### Listing
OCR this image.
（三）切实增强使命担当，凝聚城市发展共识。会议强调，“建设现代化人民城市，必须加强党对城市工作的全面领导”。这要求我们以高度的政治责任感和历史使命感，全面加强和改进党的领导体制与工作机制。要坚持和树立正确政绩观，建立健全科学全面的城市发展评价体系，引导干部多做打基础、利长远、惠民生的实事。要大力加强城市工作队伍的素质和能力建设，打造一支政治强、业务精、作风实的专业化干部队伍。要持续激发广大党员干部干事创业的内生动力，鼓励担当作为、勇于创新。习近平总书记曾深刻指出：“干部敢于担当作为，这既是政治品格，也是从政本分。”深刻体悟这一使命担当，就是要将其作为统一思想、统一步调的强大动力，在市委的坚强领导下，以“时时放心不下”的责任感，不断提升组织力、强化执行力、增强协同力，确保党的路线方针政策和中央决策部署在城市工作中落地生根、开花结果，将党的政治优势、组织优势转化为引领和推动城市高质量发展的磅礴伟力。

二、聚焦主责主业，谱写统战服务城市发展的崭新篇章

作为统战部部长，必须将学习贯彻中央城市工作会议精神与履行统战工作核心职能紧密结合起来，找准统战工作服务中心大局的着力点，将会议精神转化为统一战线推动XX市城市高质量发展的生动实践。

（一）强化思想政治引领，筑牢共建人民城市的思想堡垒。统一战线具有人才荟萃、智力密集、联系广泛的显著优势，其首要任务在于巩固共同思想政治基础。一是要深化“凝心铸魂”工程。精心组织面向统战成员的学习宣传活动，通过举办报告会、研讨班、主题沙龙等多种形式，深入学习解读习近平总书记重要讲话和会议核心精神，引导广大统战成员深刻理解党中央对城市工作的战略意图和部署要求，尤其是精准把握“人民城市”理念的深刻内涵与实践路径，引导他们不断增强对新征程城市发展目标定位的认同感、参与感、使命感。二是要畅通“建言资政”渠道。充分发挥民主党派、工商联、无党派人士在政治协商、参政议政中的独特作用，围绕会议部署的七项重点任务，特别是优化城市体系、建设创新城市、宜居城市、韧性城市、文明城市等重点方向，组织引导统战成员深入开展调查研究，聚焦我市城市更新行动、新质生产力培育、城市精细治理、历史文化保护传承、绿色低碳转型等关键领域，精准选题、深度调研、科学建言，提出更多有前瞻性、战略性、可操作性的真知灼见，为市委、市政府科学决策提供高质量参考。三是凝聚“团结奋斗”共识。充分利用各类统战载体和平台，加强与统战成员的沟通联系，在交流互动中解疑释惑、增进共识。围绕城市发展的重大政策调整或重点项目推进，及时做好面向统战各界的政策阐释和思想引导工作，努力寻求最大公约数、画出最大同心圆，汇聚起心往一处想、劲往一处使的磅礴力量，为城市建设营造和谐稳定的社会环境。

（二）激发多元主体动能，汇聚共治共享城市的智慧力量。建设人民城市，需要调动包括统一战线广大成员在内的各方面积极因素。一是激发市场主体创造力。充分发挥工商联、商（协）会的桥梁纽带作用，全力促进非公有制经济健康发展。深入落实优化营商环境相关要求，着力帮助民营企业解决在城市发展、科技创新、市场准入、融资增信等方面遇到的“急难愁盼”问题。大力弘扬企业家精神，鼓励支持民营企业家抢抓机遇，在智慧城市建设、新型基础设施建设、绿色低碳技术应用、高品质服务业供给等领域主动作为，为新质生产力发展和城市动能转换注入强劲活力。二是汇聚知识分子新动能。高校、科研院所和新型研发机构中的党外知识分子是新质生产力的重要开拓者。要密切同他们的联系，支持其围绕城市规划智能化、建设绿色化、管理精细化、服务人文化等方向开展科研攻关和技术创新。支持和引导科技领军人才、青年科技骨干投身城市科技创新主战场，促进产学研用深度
--
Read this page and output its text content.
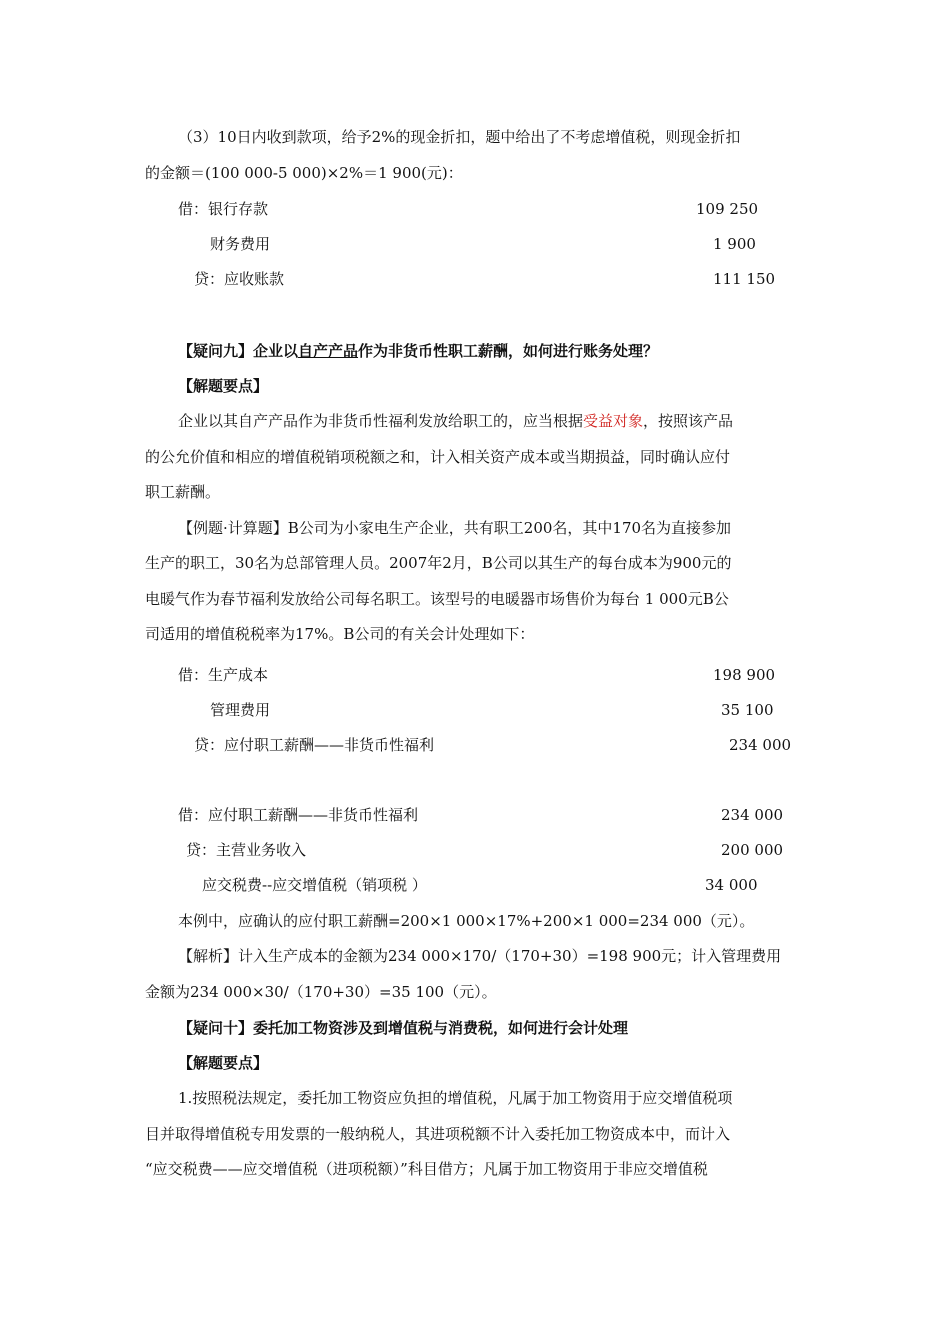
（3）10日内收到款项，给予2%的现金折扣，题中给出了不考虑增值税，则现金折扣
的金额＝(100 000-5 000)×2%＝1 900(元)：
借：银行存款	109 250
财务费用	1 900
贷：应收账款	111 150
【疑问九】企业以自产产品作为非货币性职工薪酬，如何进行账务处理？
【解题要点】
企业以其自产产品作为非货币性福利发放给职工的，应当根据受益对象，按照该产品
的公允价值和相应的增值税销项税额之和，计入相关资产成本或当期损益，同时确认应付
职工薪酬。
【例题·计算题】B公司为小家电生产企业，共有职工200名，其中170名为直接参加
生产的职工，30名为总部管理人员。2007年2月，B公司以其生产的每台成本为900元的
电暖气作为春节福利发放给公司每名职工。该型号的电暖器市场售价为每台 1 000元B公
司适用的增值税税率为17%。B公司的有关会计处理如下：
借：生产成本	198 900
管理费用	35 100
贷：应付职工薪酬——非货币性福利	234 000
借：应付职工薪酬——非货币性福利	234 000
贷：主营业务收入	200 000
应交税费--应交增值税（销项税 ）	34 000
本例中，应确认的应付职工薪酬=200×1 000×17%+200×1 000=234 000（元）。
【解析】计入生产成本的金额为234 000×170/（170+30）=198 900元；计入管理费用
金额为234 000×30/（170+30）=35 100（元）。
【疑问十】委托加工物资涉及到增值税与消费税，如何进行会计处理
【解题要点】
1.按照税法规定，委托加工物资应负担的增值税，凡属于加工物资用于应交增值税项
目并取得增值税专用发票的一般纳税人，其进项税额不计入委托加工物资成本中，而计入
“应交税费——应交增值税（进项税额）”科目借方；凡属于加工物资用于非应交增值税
...
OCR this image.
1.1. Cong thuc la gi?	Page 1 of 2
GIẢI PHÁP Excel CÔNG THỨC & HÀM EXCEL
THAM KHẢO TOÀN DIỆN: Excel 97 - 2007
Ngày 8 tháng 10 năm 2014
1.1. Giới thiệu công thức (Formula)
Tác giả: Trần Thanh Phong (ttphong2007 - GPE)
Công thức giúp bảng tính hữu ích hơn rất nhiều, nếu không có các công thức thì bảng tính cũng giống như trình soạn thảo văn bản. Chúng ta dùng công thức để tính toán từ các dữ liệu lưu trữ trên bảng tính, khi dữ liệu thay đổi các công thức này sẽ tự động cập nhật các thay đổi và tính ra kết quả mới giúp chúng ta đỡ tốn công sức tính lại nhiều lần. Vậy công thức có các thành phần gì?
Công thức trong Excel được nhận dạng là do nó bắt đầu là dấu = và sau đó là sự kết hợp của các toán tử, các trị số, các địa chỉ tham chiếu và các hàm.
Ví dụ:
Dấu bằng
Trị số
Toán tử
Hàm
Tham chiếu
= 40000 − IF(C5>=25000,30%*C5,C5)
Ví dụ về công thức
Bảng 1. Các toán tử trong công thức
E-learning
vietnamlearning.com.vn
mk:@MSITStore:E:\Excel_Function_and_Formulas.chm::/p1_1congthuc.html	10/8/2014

### Task description
Write only the number of lines in the data above that include "chiếu".

### Full answer
2